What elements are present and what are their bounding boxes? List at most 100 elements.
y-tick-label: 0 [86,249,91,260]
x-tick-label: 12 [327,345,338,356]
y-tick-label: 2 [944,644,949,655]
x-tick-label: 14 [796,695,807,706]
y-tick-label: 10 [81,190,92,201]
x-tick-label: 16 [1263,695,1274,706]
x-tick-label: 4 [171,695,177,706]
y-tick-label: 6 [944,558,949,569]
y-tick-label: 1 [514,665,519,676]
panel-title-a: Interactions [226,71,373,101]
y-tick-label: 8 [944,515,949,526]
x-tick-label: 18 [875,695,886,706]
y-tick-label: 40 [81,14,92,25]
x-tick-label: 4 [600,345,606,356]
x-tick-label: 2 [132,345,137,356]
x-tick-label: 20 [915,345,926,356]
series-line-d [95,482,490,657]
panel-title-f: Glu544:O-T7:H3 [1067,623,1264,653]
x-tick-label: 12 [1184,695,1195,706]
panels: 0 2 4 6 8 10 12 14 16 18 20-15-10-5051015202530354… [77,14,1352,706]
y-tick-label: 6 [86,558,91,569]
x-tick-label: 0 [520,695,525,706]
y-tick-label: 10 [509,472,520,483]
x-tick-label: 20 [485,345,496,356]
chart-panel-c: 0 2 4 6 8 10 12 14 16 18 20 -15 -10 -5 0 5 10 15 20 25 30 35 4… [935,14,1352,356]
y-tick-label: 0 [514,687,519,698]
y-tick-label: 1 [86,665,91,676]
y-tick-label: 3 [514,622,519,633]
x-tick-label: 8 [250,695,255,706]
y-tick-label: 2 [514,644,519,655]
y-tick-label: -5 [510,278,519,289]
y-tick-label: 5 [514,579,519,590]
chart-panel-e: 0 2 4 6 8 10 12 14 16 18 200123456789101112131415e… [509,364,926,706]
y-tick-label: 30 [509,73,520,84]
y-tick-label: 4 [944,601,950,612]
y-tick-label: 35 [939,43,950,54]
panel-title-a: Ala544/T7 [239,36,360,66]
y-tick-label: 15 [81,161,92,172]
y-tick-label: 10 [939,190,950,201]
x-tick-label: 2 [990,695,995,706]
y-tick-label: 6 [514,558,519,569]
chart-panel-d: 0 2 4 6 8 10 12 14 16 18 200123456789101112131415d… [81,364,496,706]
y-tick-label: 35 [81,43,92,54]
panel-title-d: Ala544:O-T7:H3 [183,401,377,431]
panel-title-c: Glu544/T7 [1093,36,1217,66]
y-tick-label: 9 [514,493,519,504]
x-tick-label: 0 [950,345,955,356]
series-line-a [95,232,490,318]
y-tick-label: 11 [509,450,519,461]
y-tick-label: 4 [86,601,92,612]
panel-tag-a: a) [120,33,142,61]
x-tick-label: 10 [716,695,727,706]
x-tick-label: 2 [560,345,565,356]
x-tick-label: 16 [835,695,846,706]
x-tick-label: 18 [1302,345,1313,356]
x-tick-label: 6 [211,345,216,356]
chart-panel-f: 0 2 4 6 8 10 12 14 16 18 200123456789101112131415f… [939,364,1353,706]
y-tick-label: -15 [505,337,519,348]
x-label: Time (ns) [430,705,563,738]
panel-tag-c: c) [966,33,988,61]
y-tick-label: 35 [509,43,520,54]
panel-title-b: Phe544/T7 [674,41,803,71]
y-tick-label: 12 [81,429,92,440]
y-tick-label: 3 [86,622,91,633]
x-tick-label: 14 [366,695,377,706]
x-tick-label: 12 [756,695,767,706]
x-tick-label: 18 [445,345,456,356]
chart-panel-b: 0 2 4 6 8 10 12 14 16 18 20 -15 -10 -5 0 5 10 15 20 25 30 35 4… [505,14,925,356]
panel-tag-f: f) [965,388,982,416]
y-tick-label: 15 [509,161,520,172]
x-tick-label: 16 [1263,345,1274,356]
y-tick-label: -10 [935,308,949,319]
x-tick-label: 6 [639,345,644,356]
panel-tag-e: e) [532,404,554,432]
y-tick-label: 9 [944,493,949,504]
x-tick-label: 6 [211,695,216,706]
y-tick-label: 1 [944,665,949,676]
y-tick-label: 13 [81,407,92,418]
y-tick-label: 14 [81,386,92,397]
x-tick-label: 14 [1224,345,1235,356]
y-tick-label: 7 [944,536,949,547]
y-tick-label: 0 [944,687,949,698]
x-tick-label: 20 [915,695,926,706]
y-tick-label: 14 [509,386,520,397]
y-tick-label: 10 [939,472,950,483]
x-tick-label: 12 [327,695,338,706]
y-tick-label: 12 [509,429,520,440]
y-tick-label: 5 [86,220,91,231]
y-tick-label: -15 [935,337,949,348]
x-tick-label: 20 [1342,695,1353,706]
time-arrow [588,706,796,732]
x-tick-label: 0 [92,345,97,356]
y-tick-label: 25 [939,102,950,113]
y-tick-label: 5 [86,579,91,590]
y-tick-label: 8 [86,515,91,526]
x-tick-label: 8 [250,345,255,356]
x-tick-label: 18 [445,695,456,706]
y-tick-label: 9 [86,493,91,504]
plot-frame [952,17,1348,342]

* [Direction]:
Give the data above as a numbered list, omitting any blank lines.

* [Full output]:
1. What elements are present and what are their bounding boxes? List at most 100 elements.
2. y-tick-label: 0 [86,249,91,260]
3. x-tick-label: 12 [327,345,338,356]
4. y-tick-label: 2 [944,644,949,655]
5. x-tick-label: 14 [796,695,807,706]
6. y-tick-label: 10 [81,190,92,201]
7. x-tick-label: 16 [1263,695,1274,706]
8. x-tick-label: 4 [171,695,177,706]
9. y-tick-label: 6 [944,558,949,569]
10. y-tick-label: 1 [514,665,519,676]
11. panel-title-a: Interactions [226,71,373,101]
12. y-tick-label: 8 [944,515,949,526]
13. x-tick-label: 18 [875,695,886,706]
14. y-tick-label: 40 [81,14,92,25]
15. x-tick-label: 4 [600,345,606,356]
16. x-tick-label: 2 [132,345,137,356]
17. x-tick-label: 20 [915,345,926,356]
18. series-line-d [95,482,490,657]
19. panel-title-f: Glu544:O-T7:H3 [1067,623,1264,653]
20. x-tick-label: 12 [1184,695,1195,706]
21. panels: 0 2 4 6 8 10 12 14 16 18 20-15-10-5051015202530354… [77,14,1352,706]
22. y-tick-label: 6 [86,558,91,569]
23. x-tick-label: 0 [520,695,525,706]
24. y-tick-label: 10 [509,472,520,483]
25. x-tick-label: 20 [485,345,496,356]
26. chart-panel-c: 0 2 4 6 8 10 12 14 16 18 20 -15 -10 -5 0 5 10 15 20 25 30 35 4… [935,14,1352,356]
27. y-tick-label: 0 [514,687,519,698]
28. y-tick-label: 1 [86,665,91,676]
29. y-tick-label: 3 [514,622,519,633]
30. x-tick-label: 8 [250,695,255,706]
31. y-tick-label: 2 [514,644,519,655]
32. y-tick-label: -5 [510,278,519,289]
33. y-tick-label: 5 [514,579,519,590]
34. chart-panel-e: 0 2 4 6 8 10 12 14 16 18 200123456789101112131415e… [509,364,926,706]
35. y-tick-label: 30 [509,73,520,84]
36. y-tick-label: 4 [944,601,950,612]
37. y-tick-label: 35 [939,43,950,54]
38. panel-title-a: Ala544/T7 [239,36,360,66]
39. y-tick-label: 15 [81,161,92,172]
40. y-tick-label: 10 [939,190,950,201]
41. x-tick-label: 2 [990,695,995,706]
42. y-tick-label: 6 [514,558,519,569]
43. chart-panel-d: 0 2 4 6 8 10 12 14 16 18 200123456789101112131415d… [81,364,496,706]
44. y-tick-label: 35 [81,43,92,54]
45. panel-title-d: Ala544:O-T7:H3 [183,401,377,431]
46. panel-title-c: Glu544/T7 [1093,36,1217,66]
47. y-tick-label: 9 [514,493,519,504]
48. x-tick-label: 0 [950,345,955,356]
49. series-line-a [95,232,490,318]
50. y-tick-label: 11 [509,450,519,461]
51. y-tick-label: 4 [86,601,92,612]
52. panel-tag-a: a) [120,33,142,61]
53. x-tick-label: 10 [716,695,727,706]
54. x-tick-label: 2 [560,345,565,356]
55. x-tick-label: 16 [835,695,846,706]
56. x-tick-label: 18 [1302,345,1313,356]
57. x-tick-label: 6 [211,345,216,356]
58. chart-panel-f: 0 2 4 6 8 10 12 14 16 18 200123456789101112131415f… [939,364,1353,706]
59. y-tick-label: -15 [505,337,519,348]
60. x-label: Time (ns) [430,705,563,738]
61. panel-tag-c: c) [966,33,988,61]
62. y-tick-label: 35 [509,43,520,54]
63. panel-title-b: Phe544/T7 [674,41,803,71]
64. y-tick-label: 12 [81,429,92,440]
65. y-tick-label: 3 [86,622,91,633]
66. x-tick-label: 14 [366,695,377,706]
67. x-tick-label: 12 [756,695,767,706]
68. x-tick-label: 18 [445,345,456,356]
69. chart-panel-b: 0 2 4 6 8 10 12 14 16 18 20 -15 -10 -5 0 5 10 15 20 25 30 35 4… [505,14,925,356]
70. panel-tag-f: f) [965,388,982,416]
71. y-tick-label: 15 [509,161,520,172]
72. x-tick-label: 16 [1263,345,1274,356]
73. y-tick-label: -10 [935,308,949,319]
74. x-tick-label: 6 [639,345,644,356]
75. panel-tag-e: e) [532,404,554,432]
76. y-tick-label: 9 [944,493,949,504]
77. x-tick-label: 6 [211,695,216,706]
78. y-tick-label: 1 [944,665,949,676]
79. y-tick-label: 13 [81,407,92,418]
80. y-tick-label: 14 [81,386,92,397]
81. x-tick-label: 14 [1224,345,1235,356]
82. y-tick-label: 7 [944,536,949,547]
83. y-tick-label: 0 [944,687,949,698]
84. x-tick-label: 20 [915,695,926,706]
85. y-tick-label: 14 [509,386,520,397]
86. y-tick-label: 10 [939,472,950,483]
87. x-tick-label: 12 [327,695,338,706]
88. y-tick-label: 12 [509,429,520,440]
89. y-tick-label: 5 [86,220,91,231]
90. y-tick-label: -15 [935,337,949,348]
91. x-tick-label: 20 [1342,695,1353,706]
92. time-arrow [588,706,796,732]
93. x-tick-label: 0 [92,345,97,356]
94. y-tick-label: 25 [939,102,950,113]
95. y-tick-label: 5 [86,579,91,590]
96. y-tick-label: 8 [86,515,91,526]
97. x-tick-label: 8 [250,345,255,356]
98. x-tick-label: 18 [445,695,456,706]
99. y-tick-label: 9 [86,493,91,504]
100. plot-frame [952,17,1348,342]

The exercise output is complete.